USA 2019 (122′)
VE 76° – Leone d’oro
VENEZIA – È una risata di sdegno, di odio e insieme di rivalsa quella che, nel capolavoro di Murnau, L’ultima risata, (1924) chiude la triste parabola di un uomo, che, una volta persa la sua preziosa livrea gallonata di portiere d’albergo, si vede privato di ogni dignità e considerazione sociale. Così come lo è quella di Arthur Fleck nella scena finale di Joker, che, al contrario, proprio attraverso il travestimento da clown, si prenderà la sua rivincita su tutte le umiliazioni subite, diventando un simbolo della rivolta sociale della Gotham City ricreata da Todd Phillips nel bellissimo film, vincitore del Leone d’oro.
La sua parabola, dalla sofferenza e dalla malattia, alla frustrazione sul piano lavorativo, alla catarsi finale, viene raccontata, con una geniale scelta di sceneggiatura, proprio attraverso le risate, che, come ha raccontato lo stesso Joaquin Phoenix, sono di tre tipi.

- - - - - - -

▶ [Compito assegnato]: Nel testo su Joker, di quanti tipi sono le risate secondo quanto ha raccontato Joaquin Phoenix?

- - - - - - -

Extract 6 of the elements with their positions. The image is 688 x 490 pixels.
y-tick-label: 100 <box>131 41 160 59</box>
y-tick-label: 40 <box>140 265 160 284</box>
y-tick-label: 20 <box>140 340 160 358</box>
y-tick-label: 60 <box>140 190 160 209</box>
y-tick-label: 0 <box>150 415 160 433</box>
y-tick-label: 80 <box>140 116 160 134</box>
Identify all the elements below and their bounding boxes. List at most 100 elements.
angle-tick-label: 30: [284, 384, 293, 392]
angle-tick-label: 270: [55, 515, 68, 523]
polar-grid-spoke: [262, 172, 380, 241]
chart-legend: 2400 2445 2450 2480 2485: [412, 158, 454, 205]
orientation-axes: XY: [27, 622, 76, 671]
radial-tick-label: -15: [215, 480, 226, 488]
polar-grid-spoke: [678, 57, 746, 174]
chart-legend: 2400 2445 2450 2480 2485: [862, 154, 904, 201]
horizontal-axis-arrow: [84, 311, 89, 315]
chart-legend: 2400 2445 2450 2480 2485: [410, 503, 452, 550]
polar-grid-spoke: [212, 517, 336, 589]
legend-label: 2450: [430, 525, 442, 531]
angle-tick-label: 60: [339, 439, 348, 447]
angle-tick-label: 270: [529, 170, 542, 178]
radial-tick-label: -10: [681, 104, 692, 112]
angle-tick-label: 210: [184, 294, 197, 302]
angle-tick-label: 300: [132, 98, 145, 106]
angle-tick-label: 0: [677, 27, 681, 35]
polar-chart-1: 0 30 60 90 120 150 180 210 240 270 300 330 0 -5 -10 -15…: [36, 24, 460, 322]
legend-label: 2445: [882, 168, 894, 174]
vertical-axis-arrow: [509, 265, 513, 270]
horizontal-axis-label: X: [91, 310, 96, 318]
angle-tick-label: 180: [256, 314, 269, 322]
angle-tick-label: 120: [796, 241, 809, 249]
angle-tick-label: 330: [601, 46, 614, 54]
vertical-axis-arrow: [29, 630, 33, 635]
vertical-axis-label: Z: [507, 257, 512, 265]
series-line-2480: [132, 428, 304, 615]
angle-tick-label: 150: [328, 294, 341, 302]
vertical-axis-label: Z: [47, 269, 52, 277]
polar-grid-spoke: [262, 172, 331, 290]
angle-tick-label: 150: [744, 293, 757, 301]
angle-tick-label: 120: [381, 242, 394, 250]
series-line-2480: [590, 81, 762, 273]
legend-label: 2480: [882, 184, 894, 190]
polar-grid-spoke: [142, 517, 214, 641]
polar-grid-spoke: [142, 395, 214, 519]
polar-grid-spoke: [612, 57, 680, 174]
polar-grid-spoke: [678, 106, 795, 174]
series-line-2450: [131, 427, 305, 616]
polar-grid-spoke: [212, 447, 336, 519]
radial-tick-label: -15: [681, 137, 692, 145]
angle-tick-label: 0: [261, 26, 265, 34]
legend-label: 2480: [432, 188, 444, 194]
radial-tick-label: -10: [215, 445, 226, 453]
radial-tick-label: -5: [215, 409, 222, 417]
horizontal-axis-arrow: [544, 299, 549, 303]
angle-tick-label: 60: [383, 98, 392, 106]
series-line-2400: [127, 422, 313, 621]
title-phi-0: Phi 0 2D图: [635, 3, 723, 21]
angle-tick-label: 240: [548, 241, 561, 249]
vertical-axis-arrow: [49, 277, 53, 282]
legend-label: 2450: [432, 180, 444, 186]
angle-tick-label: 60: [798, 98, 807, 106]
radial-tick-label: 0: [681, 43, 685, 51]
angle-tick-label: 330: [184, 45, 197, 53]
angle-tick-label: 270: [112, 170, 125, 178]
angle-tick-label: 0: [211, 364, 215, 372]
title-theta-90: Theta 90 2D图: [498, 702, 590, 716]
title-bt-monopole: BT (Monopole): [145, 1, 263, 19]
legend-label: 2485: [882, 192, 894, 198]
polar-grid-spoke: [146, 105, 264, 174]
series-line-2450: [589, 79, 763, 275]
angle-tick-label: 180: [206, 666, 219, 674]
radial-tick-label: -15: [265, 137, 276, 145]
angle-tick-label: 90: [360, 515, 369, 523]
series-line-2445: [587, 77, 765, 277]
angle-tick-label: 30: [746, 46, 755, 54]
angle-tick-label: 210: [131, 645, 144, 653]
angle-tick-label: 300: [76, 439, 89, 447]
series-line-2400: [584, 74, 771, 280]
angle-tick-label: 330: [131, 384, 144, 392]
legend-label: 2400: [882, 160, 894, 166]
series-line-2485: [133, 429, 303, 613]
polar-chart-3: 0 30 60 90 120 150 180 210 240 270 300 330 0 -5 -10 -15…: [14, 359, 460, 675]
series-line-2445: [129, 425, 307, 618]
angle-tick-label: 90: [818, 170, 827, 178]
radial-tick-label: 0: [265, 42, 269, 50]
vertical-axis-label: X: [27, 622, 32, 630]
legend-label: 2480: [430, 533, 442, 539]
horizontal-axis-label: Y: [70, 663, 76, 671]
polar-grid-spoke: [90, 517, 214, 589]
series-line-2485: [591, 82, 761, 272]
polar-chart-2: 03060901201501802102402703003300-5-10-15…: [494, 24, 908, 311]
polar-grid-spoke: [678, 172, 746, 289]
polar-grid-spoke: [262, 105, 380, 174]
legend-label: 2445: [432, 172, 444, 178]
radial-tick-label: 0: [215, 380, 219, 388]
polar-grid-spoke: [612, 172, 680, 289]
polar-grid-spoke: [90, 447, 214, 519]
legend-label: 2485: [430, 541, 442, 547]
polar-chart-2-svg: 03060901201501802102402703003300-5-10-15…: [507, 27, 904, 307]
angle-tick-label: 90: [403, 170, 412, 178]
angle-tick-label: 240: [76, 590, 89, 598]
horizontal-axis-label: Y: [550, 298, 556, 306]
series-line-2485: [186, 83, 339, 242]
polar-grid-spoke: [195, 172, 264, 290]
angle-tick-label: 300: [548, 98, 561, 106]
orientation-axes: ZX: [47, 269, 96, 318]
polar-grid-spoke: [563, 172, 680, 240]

- - - - - - -

▶ [Soluzione dell'esercizio]: Sono di tre tipi.